→ **Your objective**
Reproduce the listing below verbatim.

---------------

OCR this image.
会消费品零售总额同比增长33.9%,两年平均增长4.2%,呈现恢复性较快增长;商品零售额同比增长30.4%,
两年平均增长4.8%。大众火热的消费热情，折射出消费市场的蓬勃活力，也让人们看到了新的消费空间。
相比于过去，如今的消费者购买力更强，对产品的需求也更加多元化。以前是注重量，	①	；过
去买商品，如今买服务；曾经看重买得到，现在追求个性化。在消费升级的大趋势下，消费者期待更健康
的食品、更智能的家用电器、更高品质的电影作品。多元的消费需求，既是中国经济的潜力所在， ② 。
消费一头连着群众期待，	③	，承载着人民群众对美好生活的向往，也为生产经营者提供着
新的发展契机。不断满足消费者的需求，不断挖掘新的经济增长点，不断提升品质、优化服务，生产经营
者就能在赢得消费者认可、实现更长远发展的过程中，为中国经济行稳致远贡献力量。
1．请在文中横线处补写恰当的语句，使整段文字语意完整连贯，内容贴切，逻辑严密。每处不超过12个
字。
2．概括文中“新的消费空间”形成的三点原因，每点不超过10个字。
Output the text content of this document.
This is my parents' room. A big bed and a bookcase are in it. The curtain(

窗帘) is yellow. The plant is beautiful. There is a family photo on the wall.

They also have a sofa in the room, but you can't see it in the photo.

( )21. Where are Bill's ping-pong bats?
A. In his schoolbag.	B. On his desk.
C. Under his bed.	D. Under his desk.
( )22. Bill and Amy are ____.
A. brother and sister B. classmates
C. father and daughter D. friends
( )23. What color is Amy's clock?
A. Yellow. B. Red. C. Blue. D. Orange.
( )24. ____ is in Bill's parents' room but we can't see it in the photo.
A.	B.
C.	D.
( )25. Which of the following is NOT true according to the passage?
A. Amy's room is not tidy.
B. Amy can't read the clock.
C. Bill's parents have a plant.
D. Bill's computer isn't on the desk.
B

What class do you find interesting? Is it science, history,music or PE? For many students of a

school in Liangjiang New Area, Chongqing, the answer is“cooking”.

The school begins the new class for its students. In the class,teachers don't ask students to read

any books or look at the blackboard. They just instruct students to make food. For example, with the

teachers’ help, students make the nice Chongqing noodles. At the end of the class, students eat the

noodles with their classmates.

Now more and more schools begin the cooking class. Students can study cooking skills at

---------------

→ **Right answer**
OCR this image.
会消费品零售总额同比增长33.9%,两年平均增长4.2%,呈现恢复性较快增长;商品零售额同比增长30.4%,
两年平均增长4.8%。大众火热的消费热情，折射出消费市场的蓬勃活力，也让人们看到了新的消费空间。
相比于过去，如今的消费者购买力更强，对产品的需求也更加多元化。以前是注重量，	①	；过
去买商品，如今买服务；曾经看重买得到，现在追求个性化。在消费升级的大趋势下，消费者期待更健康
的食品、更智能的家用电器、更高品质的电影作品。多元的消费需求，既是中国经济的潜力所在， ② 。
消费一头连着群众期待，	③	，承载着人民群众对美好生活的向往，也为生产经营者提供着
新的发展契机。不断满足消费者的需求，不断挖掘新的经济增长点，不断提升品质、优化服务，生产经营
者就能在赢得消费者认可、实现更长远发展的过程中，为中国经济行稳致远贡献力量。
1．请在文中横线处补写恰当的语句，使整段文字语意完整连贯，内容贴切，逻辑严密。每处不超过12个
字。
2．概括文中“新的消费空间”形成的三点原因，每点不超过10个字。
Output the text content of this document.
This is my parents' room. A big bed and a bookcase are in it. The curtain(

窗帘) is yellow. The plant is beautiful. There is a family photo on the wall.

They also have a sofa in the room, but you can't see it in the photo.

( )21. Where are Bill's ping-pong bats?
A. In his schoolbag.	B. On his desk.
C. Under his bed.	D. Under his desk.
( )22. Bill and Amy are ____.
A. brother and sister B. classmates
C. father and daughter D. friends
( )23. What color is Amy's clock?
A. Yellow. B. Red. C. Blue. D. Orange.
( )24. ____ is in Bill's parents' room but we can't see it in the photo.
A.	B.
C.	D.
( )25. Which of the following is NOT true according to the passage?
A. Amy's room is not tidy.
B. Amy can't read the clock.
C. Bill's parents have a plant.
D. Bill's computer isn't on the desk.
B

What class do you find interesting? Is it science, history,music or PE? For many students of a

school in Liangjiang New Area, Chongqing, the answer is“cooking”.

The school begins the new class for its students. In the class,teachers don't ask students to read

any books or look at the blackboard. They just instruct students to make food. For example, with the

teachers’ help, students make the nice Chongqing noodles. At the end of the class, students eat the

noodles with their classmates.

Now more and more schools begin the cooking class. Students can study cooking skills at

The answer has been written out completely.